* Start DATA LISTING *
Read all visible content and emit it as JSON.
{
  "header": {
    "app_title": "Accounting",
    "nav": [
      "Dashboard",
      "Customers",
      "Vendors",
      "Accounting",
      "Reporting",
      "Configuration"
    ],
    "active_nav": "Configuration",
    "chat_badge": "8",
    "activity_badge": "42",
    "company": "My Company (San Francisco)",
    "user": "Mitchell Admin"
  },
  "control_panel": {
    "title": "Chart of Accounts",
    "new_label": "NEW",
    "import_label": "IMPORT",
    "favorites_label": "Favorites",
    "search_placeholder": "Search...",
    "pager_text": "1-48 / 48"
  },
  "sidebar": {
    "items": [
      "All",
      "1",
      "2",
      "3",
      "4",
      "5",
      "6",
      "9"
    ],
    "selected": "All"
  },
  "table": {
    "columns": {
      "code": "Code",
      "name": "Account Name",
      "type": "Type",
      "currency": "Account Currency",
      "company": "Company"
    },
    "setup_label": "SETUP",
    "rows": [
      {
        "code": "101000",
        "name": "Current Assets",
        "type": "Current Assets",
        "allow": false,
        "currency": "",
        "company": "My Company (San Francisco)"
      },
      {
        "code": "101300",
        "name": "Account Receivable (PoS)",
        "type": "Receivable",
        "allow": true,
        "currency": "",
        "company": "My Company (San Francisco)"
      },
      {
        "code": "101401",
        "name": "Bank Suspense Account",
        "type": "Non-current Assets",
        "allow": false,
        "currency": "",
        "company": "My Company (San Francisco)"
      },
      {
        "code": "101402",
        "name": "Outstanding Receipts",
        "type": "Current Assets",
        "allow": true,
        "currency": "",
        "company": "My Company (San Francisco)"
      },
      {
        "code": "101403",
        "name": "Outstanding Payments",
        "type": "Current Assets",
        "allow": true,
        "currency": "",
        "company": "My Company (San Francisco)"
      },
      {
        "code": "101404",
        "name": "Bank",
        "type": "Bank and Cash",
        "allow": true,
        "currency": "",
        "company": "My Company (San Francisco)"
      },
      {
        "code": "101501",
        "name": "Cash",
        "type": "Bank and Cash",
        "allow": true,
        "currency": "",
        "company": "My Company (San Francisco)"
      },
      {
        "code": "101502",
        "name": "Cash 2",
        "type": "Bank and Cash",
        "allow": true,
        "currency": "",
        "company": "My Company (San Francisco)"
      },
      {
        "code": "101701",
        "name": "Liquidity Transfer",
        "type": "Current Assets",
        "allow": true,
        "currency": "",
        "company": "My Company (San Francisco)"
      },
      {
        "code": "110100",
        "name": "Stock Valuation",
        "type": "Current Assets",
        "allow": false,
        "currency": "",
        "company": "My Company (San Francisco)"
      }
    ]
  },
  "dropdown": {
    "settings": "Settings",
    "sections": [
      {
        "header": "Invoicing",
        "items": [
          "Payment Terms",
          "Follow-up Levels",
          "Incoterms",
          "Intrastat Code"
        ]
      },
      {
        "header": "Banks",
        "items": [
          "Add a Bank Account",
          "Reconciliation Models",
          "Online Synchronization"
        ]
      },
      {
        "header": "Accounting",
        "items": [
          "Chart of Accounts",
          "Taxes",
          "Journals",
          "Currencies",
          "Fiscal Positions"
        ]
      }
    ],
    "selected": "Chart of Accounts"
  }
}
* End DATA LISTING *
### [PROBLEM]
Pick out each line in the material containing "Accounts".

### [ANSWER FOR THE TASK]
    "title": "Chart of Accounts",
          "Chart of Accounts",
    "selected": "Chart of Accounts"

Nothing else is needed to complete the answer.